→ TASK BRIEF: Where a line below holds the string "page", copy that line.

━━━━━ ENTRIES

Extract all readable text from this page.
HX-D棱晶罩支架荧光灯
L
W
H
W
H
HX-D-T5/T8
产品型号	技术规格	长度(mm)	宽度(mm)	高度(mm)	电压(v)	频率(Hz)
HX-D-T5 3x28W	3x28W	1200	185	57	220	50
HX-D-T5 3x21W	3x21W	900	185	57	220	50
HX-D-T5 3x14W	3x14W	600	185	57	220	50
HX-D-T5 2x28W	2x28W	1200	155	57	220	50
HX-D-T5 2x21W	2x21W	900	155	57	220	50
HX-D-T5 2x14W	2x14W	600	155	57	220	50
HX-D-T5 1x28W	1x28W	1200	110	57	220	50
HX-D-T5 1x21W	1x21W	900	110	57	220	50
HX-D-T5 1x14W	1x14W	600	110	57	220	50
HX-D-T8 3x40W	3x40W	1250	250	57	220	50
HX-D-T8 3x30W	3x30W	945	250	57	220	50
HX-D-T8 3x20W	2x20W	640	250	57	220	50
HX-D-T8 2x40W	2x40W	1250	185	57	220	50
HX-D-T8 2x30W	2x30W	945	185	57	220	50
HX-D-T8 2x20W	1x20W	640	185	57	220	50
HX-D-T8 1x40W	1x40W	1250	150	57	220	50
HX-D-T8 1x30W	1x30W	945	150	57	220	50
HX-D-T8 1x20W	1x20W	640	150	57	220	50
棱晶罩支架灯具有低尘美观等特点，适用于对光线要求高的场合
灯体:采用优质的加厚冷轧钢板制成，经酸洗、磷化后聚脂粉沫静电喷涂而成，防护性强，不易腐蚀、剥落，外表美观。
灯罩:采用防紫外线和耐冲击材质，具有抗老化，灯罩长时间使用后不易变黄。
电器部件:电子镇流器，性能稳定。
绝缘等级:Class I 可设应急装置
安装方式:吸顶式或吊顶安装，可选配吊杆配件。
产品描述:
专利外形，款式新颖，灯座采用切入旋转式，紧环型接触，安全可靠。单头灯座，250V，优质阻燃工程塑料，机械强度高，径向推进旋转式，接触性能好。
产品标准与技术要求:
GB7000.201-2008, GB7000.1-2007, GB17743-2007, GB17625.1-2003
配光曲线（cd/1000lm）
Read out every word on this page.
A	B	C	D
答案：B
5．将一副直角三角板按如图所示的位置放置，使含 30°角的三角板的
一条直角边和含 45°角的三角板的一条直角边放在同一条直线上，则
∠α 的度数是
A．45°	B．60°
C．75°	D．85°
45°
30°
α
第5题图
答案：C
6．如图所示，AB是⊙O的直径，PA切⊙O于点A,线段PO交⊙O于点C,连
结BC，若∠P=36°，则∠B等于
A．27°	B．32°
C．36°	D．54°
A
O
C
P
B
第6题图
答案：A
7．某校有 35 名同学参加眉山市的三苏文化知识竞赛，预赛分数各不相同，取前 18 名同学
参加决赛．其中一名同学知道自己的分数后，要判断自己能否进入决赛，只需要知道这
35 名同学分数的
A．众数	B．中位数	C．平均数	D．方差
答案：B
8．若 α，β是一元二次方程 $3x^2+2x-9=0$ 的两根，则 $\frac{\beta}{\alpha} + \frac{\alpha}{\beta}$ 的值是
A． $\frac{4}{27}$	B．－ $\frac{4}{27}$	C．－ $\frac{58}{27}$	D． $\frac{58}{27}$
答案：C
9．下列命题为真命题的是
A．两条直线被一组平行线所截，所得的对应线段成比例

━━━━━━━━━━

→ SOLUTION:
Extract all readable text from this page.
Read out every word on this page.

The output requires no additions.